══ DOCUMENT
Friday, January 22, 2016

And we are off! Smart Oakland Proposal Writing Hackathon Begins...

The Smart Oakland project team has assembled and Michael is preparing to give his ignite speech! We don't have a way to broadcast, but we are filming it and will get it posted as soon as possible. Again, everyone is invited to follow along on our draft vision narrative -- click here.

What follows are the notes that the project manager posted on the Google Doc in the morning and structured much of our work through out the day.

Nature of the task

“The USDOT is encouraging cities to put forward their best and most creative ideas for innovatively addressing the challenges they are facing. The vision of the Smart City Challenge is to demonstrate and evaluate a holistic, integrated approach to improving surface transportation performance within a city and integrating this approach with other smart city domains such as public safety, public services, and energy. The USDOT intends for this challenge to address how emerging transportation data, technologies, and applications can be integrated with existing systems in a city to address transportation challenges. The USDOT seeks bold and innovative ideas for proposed demonstrations to effectively test, evaluate, and demonstrate the significant benefits of smart city concepts.” (Source: DOT notice of funding opportunity)

Framing Idea

Smart Oakland has produced more than a framing concept; rather, it has led us to a formula: “Your Ideas + Your City = The Future of Smart”

What is the genre of the work? What are our expectations for this genre? 

Creative non-fiction. The words “creative” and “nonfiction” describe the form. The word “creative” refers to the use of literary craft, the techniques fiction writers, playwrights, and poets employ to present nonfiction— factually accurate prose about real people and events—in a compelling, vivid, dramatic manner. The goal is to make nonfiction stories read like fiction so that your readers are as enthralled by fact as they are by fantasy. The word “creative” has been criticized in this context because some people have maintained that being creative means that you pretend or exaggerate or make up facts and embellish details. This is completely incorrect. It is possible to be honest and straightforward and brilliant and creative at the same time. "Creative” doesn’t mean inventing what didn’t happen, reporting and describing what wasn’t there. It doesn’t mean that the writer has a license to lie. The cardinal rule is clear—and cannot be violated. This is the pledge the writer makes to the reader—the maxim we live by, the anchor of creative nonfiction: “You can’t make this stuff up!” (Source
City of Oakland, State of the City Address (2045)
════
══ DATA EXTRACT
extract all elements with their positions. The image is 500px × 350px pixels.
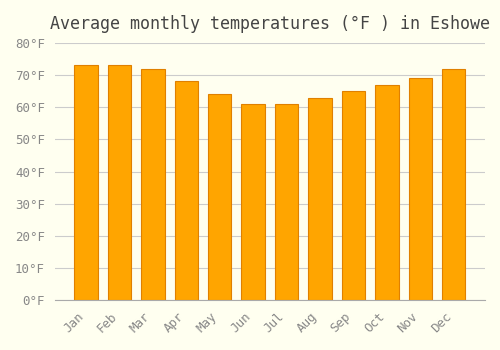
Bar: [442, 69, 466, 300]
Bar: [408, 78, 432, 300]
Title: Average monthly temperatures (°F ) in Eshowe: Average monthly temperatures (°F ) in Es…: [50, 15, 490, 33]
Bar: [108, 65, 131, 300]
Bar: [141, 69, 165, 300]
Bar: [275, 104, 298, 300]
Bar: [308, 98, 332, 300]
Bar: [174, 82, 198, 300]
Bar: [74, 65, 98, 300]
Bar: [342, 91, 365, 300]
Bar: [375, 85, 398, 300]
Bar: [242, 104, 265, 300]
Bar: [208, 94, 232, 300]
════
══ DATA EXTRACT
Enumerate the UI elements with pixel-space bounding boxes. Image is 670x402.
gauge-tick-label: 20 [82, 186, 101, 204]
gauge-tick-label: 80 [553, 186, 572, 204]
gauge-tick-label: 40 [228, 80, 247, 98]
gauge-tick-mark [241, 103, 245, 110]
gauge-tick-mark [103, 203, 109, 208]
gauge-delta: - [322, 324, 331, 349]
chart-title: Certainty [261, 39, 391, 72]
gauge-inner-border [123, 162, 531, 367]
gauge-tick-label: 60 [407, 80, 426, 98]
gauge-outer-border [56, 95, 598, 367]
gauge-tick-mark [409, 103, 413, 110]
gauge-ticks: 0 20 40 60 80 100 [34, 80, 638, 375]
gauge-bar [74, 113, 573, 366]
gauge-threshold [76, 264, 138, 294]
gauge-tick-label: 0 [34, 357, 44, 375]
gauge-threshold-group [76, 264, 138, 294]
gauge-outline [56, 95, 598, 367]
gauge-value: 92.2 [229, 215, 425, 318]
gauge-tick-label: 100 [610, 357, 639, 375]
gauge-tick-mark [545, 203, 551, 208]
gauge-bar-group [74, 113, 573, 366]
════
══ DATA EXTRACT
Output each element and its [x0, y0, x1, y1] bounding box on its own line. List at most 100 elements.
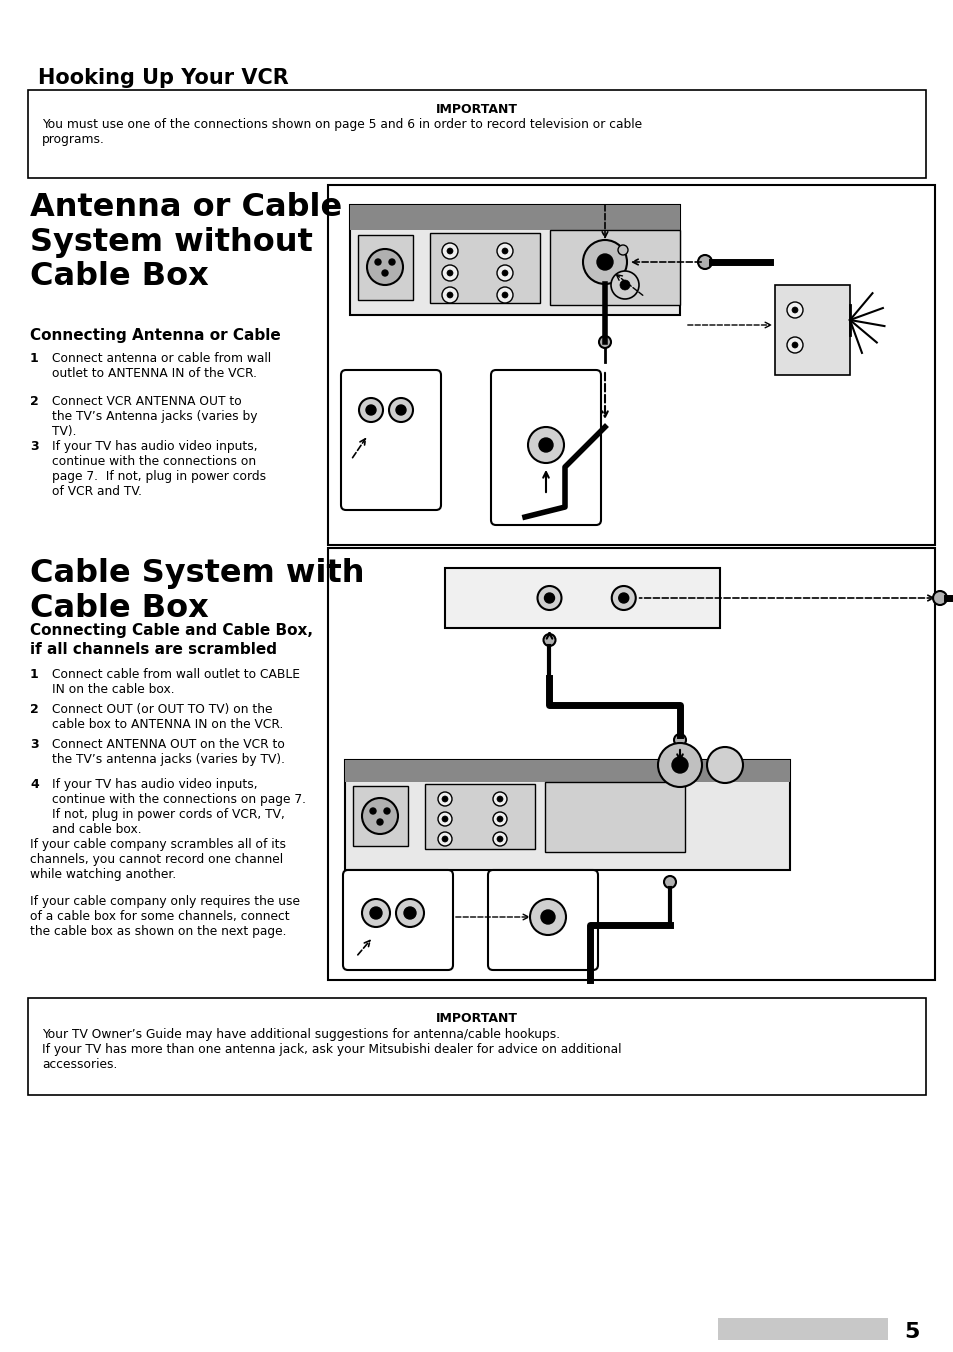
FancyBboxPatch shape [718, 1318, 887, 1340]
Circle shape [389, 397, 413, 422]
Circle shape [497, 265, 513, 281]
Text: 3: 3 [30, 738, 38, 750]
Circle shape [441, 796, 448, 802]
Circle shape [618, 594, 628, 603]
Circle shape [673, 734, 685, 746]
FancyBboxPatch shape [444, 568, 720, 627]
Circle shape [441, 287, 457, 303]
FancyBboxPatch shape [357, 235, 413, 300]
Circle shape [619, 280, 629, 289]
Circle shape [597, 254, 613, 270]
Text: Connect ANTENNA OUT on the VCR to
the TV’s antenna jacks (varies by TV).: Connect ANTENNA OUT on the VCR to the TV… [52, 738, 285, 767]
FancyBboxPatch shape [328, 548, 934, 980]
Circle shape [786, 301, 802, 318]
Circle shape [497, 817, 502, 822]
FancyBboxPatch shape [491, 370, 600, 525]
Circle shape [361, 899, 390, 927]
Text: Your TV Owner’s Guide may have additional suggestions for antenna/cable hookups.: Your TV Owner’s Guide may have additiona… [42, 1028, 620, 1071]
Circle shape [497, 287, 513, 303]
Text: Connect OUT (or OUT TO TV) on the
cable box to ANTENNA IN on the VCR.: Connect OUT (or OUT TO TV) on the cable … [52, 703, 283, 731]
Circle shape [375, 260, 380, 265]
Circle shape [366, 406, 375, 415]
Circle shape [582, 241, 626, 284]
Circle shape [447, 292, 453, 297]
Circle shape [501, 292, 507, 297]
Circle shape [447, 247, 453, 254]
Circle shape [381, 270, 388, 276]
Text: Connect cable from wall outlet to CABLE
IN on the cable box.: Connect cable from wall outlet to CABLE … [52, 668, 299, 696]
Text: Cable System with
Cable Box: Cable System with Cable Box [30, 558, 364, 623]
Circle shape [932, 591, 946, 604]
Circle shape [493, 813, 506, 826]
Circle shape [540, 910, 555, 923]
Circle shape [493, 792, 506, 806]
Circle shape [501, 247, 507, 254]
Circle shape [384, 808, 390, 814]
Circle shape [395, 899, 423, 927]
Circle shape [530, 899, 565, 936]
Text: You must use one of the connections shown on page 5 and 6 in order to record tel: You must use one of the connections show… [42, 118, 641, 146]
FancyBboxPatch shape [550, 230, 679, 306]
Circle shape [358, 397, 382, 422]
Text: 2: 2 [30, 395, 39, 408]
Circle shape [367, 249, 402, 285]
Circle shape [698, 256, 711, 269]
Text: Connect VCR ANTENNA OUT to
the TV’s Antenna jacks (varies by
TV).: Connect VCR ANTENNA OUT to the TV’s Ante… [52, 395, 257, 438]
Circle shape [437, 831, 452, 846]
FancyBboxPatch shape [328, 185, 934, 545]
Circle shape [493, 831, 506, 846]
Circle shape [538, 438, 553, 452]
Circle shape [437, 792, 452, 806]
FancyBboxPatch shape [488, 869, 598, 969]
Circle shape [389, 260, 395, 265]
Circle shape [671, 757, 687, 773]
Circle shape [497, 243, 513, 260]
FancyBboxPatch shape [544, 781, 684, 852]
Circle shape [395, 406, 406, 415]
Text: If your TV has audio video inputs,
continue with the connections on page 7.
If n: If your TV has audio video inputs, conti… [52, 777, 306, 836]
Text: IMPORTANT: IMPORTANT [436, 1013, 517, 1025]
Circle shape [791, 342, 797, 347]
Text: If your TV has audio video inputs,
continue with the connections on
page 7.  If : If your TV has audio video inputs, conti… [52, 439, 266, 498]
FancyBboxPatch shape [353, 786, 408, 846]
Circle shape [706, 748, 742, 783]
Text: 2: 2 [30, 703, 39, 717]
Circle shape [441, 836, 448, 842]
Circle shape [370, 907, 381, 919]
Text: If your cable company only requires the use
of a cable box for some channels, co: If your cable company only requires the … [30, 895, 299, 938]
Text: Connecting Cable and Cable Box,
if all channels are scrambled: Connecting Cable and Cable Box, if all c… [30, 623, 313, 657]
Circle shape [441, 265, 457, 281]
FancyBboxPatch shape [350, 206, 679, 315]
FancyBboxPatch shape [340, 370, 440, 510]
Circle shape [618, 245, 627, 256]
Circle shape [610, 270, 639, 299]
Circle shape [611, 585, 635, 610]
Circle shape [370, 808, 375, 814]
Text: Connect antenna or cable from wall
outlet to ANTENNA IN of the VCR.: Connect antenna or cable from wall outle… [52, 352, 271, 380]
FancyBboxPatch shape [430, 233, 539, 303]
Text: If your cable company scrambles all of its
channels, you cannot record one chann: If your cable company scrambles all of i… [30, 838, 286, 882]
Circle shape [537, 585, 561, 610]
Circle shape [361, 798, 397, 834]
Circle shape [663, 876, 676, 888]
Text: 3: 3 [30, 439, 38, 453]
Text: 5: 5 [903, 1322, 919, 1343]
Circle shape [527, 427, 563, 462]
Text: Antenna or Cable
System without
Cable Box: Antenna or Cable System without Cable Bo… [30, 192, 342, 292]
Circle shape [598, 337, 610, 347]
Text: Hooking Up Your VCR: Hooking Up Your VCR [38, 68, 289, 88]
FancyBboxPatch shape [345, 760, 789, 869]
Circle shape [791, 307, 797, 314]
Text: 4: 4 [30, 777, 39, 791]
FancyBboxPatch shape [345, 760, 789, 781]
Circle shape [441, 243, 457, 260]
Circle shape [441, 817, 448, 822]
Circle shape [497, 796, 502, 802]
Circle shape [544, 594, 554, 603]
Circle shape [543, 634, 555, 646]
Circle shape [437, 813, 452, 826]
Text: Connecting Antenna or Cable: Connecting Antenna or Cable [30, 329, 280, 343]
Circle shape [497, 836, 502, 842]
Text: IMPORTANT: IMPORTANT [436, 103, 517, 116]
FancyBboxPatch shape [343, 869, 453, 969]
════
• _WHAT THIS EXERCISE ASKS_:
(A) In the Smart Oakland post, what formula does Smart Oakland say it has led the team to?
(B) Decide whether each statement agrees with the Smart Oakland post, answering yes or no and quoting the words of the post that settle it: (i) The ignite speech is being broadcast live. (ii) The genre of the work is creative non-fiction. (iii) Being creative gives the writer permission to embellish details.
(C) Write the next part of the Smart Oakland post, picking up after its final line.
These entries stand apart from the Smart Oakland post and are separate material.

• _TASK ANSWERS_:
(A) “Your Ideas + Your City = The Future of Smart”

(B)
(i) No: "We don't have a way to broadcast, but we are filming it and will get it posted as soon as possible."
(ii) Yes: "Creative non-fiction."
(iii) No: "It doesn’t mean that the writer has a license to lie."

(C)
Who is telling this story and why? 

Oakland Mayor “Liberty Cheng,” State of the City Address, 2045.
Significance of name: first name not only resonates with “Libby,” but also stands for “freedom” and “self-determination”; the surname “Cheng” means “rule, order, regulation, procedure, journey”. As such, our future mayor’s name expresses one of the organizing principles of Oakland’s smart city-initiative: “creating and supporting a just and sustainable space of structured freedom or play (a never ending journey of discovery and development supporting and supported by the entire community). “Ladders of opportunity” presuppose such a space.

What are the qualities of the protagonist?

Mayor Liberty Cheng is the living embodiment of her city: physically, she is neither tall nor short, not a stunner but attractive and takes care of herself; she is confident, yet compassionate; fearless, but not reckless; proud of her personal identity and that of her city, but a skilled leader whose power derives from her ability to form alliances with other cities and strategic partners.

What is the plot of the individual/city's life?

In 2016, Liberty Cheng was a 7th grader at West Oakland Middle School. Her father, originally from LA, started as a forklift driver and is now a stock clerk at the wholesale produce market in Jack London Square; her mom, whose African American family had lived in Oakland for three generations already, worked as a human resources clerk at the Port of Oakland.





As a 7th grader, Liberty was busy with school and enjoyed spending time with her friends; she was aware of the problems and challenges facing her community, as some of these shaped her life on a daily or even hourly basis. [Add a couple of details from WOSP or other available sources]

A couple of weeks after getting back to school from the New Year break, Liberty’s science teacher introduced a lesson plan that had not been on the calendar the previous month: “Our city needs your help…” Under the direction of her teacher and with a couple of surprise visits from the City traffic engineers, Liberty and her classmates used the Y-PLAN methodology... The map she made for “The Future of Smart” didn’t win her any prizes. This was the first time that Liberty thought of herself as something bigger than her family or circle of friends or basketball team. This was the first time she thought of herself as a member of her community...as a resident of the City of Oakland. And with that sense of membership or belonging came as sense of both rights and responsibilities….

How is the work and the details within the work organized? What is the significance of this organization?

Mayor Liberty Cheng’s State of the City Address may have the following organizations: Current > Past > Future.

Current: 2045

The effects of climate change are everywhere… [see Victoria Salinas’s contribution]. Describes everyday life in Oakland as it will be thirty years from now. Notes with prided that some of these things that she and everyone else now takes for granted only came about because of an open, collaborative effort led by then Mayor Libby Schaaf back in 2016.

Past [Beyond Traffic]

2016 - 2020

Account of Smart Oakland initiative and resulting proposal; details of Oakland’s demonstration project: Crawl, Walk, Run.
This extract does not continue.